» **Work to be completed**
Quote every entry word for word.

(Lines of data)
"""

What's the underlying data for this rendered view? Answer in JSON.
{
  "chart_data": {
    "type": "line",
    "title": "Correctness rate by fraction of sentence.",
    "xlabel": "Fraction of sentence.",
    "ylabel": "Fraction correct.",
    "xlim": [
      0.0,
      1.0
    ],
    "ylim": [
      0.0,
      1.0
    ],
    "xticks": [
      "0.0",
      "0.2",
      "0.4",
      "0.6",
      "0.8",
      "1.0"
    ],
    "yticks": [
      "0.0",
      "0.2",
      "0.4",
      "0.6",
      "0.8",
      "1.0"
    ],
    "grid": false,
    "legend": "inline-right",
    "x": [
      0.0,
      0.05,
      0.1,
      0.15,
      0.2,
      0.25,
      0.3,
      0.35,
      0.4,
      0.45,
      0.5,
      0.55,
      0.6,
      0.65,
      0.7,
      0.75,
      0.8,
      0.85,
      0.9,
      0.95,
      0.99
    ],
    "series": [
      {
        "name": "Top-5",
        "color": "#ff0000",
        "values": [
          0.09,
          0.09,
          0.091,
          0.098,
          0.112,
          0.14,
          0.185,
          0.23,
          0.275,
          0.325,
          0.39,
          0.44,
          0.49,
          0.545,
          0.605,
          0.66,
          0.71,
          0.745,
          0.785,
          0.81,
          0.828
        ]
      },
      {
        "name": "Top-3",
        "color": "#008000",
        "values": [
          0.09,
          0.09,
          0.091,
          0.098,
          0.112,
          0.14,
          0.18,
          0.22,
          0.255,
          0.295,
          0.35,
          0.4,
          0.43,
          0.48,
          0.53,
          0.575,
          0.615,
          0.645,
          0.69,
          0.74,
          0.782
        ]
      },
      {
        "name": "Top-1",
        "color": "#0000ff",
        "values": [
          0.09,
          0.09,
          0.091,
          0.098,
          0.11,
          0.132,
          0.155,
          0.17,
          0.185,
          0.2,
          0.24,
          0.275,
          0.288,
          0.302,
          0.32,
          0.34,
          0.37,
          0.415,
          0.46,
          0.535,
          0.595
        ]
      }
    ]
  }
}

"""

» **Response**
What's the underlying data for this rendered view? Answer in JSON.
{
  "chart_data": {
    "type": "line",
    "title": "Correctness rate by fraction of sentence.",
    "xlabel": "Fraction of sentence.",
    "ylabel": "Fraction correct.",
    "xlim": [
      0.0,
      1.0
    ],
    "ylim": [
      0.0,
      1.0
    ],
    "xticks": [
      "0.0",
      "0.2",
      "0.4",
      "0.6",
      "0.8",
      "1.0"
    ],
    "yticks": [
      "0.0",
      "0.2",
      "0.4",
      "0.6",
      "0.8",
      "1.0"
    ],
    "grid": false,
    "legend": "inline-right",
    "x": [
      0.0,
      0.05,
      0.1,
      0.15,
      0.2,
      0.25,
      0.3,
      0.35,
      0.4,
      0.45,
      0.5,
      0.55,
      0.6,
      0.65,
      0.7,
      0.75,
      0.8,
      0.85,
      0.9,
      0.95,
      0.99
    ],
    "series": [
      {
        "name": "Top-5",
        "color": "#ff0000",
        "values": [
          0.09,
          0.09,
          0.091,
          0.098,
          0.112,
          0.14,
          0.185,
          0.23,
          0.275,
          0.325,
          0.39,
          0.44,
          0.49,
          0.545,
          0.605,
          0.66,
          0.71,
          0.745,
          0.785,
          0.81,
          0.828
        ]
      },
      {
        "name": "Top-3",
        "color": "#008000",
        "values": [
          0.09,
          0.09,
          0.091,
          0.098,
          0.112,
          0.14,
          0.18,
          0.22,
          0.255,
          0.295,
          0.35,
          0.4,
          0.43,
          0.48,
          0.53,
          0.575,
          0.615,
          0.645,
          0.69,
          0.74,
          0.782
        ]
      },
      {
        "name": "Top-1",
        "color": "#0000ff",
        "values": [
          0.09,
          0.09,
          0.091,
          0.098,
          0.11,
          0.132,
          0.155,
          0.17,
          0.185,
          0.2,
          0.24,
          0.275,
          0.288,
          0.302,
          0.32,
          0.34,
          0.37,
          0.415,
          0.46,
          0.535,
          0.595
        ]
      }
    ]
  }
}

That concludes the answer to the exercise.